— What you have to do —
Give every line of the material again, exactly as written.

— Material for this exercise —

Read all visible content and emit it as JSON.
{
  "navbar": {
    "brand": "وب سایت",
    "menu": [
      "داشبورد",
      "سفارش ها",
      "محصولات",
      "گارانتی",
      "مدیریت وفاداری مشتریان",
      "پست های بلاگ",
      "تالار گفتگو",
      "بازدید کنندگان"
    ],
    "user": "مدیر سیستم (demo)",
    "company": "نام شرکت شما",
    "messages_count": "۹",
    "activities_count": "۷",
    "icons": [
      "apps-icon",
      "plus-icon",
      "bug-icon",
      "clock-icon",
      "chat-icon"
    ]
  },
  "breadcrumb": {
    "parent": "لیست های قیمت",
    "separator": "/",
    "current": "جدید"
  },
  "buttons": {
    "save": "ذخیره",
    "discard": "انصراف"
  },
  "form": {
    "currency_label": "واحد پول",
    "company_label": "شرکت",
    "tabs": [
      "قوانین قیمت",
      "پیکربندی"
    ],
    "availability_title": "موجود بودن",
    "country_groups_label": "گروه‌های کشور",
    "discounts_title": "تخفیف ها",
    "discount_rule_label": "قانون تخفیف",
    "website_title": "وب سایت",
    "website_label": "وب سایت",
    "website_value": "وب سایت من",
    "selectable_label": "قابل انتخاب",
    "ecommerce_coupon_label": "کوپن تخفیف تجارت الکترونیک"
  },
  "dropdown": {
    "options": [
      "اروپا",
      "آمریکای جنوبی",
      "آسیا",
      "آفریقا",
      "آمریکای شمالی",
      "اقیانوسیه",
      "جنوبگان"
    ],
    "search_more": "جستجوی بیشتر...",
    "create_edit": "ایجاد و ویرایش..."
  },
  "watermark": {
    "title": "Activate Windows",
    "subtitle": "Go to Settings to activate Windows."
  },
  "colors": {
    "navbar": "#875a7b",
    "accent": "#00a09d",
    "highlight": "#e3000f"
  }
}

— Written response —
Read all visible content and emit it as JSON.
{
  "navbar": {
    "brand": "وب سایت",
    "menu": [
      "داشبورد",
      "سفارش ها",
      "محصولات",
      "گارانتی",
      "مدیریت وفاداری مشتریان",
      "پست های بلاگ",
      "تالار گفتگو",
      "بازدید کنندگان"
    ],
    "user": "مدیر سیستم (demo)",
    "company": "نام شرکت شما",
    "messages_count": "۹",
    "activities_count": "۷",
    "icons": [
      "apps-icon",
      "plus-icon",
      "bug-icon",
      "clock-icon",
      "chat-icon"
    ]
  },
  "breadcrumb": {
    "parent": "لیست های قیمت",
    "separator": "/",
    "current": "جدید"
  },
  "buttons": {
    "save": "ذخیره",
    "discard": "انصراف"
  },
  "form": {
    "currency_label": "واحد پول",
    "company_label": "شرکت",
    "tabs": [
      "قوانین قیمت",
      "پیکربندی"
    ],
    "availability_title": "موجود بودن",
    "country_groups_label": "گروه‌های کشور",
    "discounts_title": "تخفیف ها",
    "discount_rule_label": "قانون تخفیف",
    "website_title": "وب سایت",
    "website_label": "وب سایت",
    "website_value": "وب سایت من",
    "selectable_label": "قابل انتخاب",
    "ecommerce_coupon_label": "کوپن تخفیف تجارت الکترونیک"
  },
  "dropdown": {
    "options": [
      "اروپا",
      "آمریکای جنوبی",
      "آسیا",
      "آفریقا",
      "آمریکای شمالی",
      "اقیانوسیه",
      "جنوبگان"
    ],
    "search_more": "جستجوی بیشتر...",
    "create_edit": "ایجاد و ویرایش..."
  },
  "watermark": {
    "title": "Activate Windows",
    "subtitle": "Go to Settings to activate Windows."
  },
  "colors": {
    "navbar": "#875a7b",
    "accent": "#00a09d",
    "highlight": "#e3000f"
  }
}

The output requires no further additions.